- _Information given_
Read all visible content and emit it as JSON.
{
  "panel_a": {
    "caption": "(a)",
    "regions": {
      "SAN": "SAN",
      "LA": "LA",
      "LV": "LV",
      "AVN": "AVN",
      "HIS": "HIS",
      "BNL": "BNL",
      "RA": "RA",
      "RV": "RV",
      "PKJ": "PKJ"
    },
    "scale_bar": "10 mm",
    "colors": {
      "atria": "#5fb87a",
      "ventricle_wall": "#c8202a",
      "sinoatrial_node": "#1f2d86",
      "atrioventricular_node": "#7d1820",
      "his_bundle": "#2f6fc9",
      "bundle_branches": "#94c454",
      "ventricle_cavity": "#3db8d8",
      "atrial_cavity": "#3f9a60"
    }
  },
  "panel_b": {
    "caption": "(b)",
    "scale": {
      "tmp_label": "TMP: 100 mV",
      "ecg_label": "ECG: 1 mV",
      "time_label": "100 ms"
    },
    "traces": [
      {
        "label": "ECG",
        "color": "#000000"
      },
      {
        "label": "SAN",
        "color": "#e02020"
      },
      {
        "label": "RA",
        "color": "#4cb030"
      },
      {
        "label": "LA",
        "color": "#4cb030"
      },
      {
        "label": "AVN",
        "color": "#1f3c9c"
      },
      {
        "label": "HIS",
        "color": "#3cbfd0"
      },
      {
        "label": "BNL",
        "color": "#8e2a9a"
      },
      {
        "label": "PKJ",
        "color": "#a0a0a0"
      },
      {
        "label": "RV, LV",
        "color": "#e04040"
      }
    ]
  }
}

- _Stated problem_
Every record above should be output exactly.

- _Solution to the exercise_
Read all visible content and emit it as JSON.
{
  "panel_a": {
    "caption": "(a)",
    "regions": {
      "SAN": "SAN",
      "LA": "LA",
      "LV": "LV",
      "AVN": "AVN",
      "HIS": "HIS",
      "BNL": "BNL",
      "RA": "RA",
      "RV": "RV",
      "PKJ": "PKJ"
    },
    "scale_bar": "10 mm",
    "colors": {
      "atria": "#5fb87a",
      "ventricle_wall": "#c8202a",
      "sinoatrial_node": "#1f2d86",
      "atrioventricular_node": "#7d1820",
      "his_bundle": "#2f6fc9",
      "bundle_branches": "#94c454",
      "ventricle_cavity": "#3db8d8",
      "atrial_cavity": "#3f9a60"
    }
  },
  "panel_b": {
    "caption": "(b)",
    "scale": {
      "tmp_label": "TMP: 100 mV",
      "ecg_label": "ECG: 1 mV",
      "time_label": "100 ms"
    },
    "traces": [
      {
        "label": "ECG",
        "color": "#000000"
      },
      {
        "label": "SAN",
        "color": "#e02020"
      },
      {
        "label": "RA",
        "color": "#4cb030"
      },
      {
        "label": "LA",
        "color": "#4cb030"
      },
      {
        "label": "AVN",
        "color": "#1f3c9c"
      },
      {
        "label": "HIS",
        "color": "#3cbfd0"
      },
      {
        "label": "BNL",
        "color": "#8e2a9a"
      },
      {
        "label": "PKJ",
        "color": "#a0a0a0"
      },
      {
        "label": "RV, LV",
        "color": "#e04040"
      }
    ]
  }
}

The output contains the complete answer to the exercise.